Exercise task
Copy out the entries exactly, from the first line to the last.
* * * * *
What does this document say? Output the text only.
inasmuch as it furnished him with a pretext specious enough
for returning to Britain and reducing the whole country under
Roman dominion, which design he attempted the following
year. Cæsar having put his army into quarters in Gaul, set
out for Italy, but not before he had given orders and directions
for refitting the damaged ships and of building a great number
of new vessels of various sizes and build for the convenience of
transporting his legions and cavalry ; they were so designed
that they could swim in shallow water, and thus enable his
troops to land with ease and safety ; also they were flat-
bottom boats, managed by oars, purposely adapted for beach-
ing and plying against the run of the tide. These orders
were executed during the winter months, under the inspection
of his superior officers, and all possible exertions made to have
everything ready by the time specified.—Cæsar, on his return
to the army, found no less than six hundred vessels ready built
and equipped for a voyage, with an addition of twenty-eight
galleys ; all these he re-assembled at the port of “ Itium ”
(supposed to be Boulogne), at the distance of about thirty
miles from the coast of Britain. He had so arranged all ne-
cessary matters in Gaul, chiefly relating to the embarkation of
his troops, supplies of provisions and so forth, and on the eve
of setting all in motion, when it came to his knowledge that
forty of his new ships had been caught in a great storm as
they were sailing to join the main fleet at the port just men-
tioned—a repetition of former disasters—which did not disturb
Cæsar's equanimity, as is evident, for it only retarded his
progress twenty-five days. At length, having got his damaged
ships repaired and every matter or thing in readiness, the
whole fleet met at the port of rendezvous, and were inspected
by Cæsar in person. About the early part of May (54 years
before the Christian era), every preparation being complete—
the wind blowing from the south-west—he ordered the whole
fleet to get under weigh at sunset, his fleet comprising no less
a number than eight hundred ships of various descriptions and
* * * * *
Answer
What does this document say? Output the text only.
inasmuch as it furnished him with a pretext specious enough
for returning to Britain and reducing the whole country under
Roman dominion, which design he attempted the following
year. Cæsar having put his army into quarters in Gaul, set
out for Italy, but not before he had given orders and directions
for refitting the damaged ships and of building a great number
of new vessels of various sizes and build for the convenience of
transporting his legions and cavalry ; they were so designed
that they could swim in shallow water, and thus enable his
troops to land with ease and safety ; also they were flat-
bottom boats, managed by oars, purposely adapted for beach-
ing and plying against the run of the tide. These orders
were executed during the winter months, under the inspection
of his superior officers, and all possible exertions made to have
everything ready by the time specified.—Cæsar, on his return
to the army, found no less than six hundred vessels ready built
and equipped for a voyage, with an addition of twenty-eight
galleys ; all these he re-assembled at the port of “ Itium ”
(supposed to be Boulogne), at the distance of about thirty
miles from the coast of Britain. He had so arranged all ne-
cessary matters in Gaul, chiefly relating to the embarkation of
his troops, supplies of provisions and so forth, and on the eve
of setting all in motion, when it came to his knowledge that
forty of his new ships had been caught in a great storm as
they were sailing to join the main fleet at the port just men-
tioned—a repetition of former disasters—which did not disturb
Cæsar's equanimity, as is evident, for it only retarded his
progress twenty-five days. At length, having got his damaged
ships repaired and every matter or thing in readiness, the
whole fleet met at the port of rendezvous, and were inspected
by Cæsar in person. About the early part of May (54 years
before the Christian era), every preparation being complete—
the wind blowing from the south-west—he ordered the whole
fleet to get under weigh at sunset, his fleet comprising no less
a number than eight hundred ships of various descriptions and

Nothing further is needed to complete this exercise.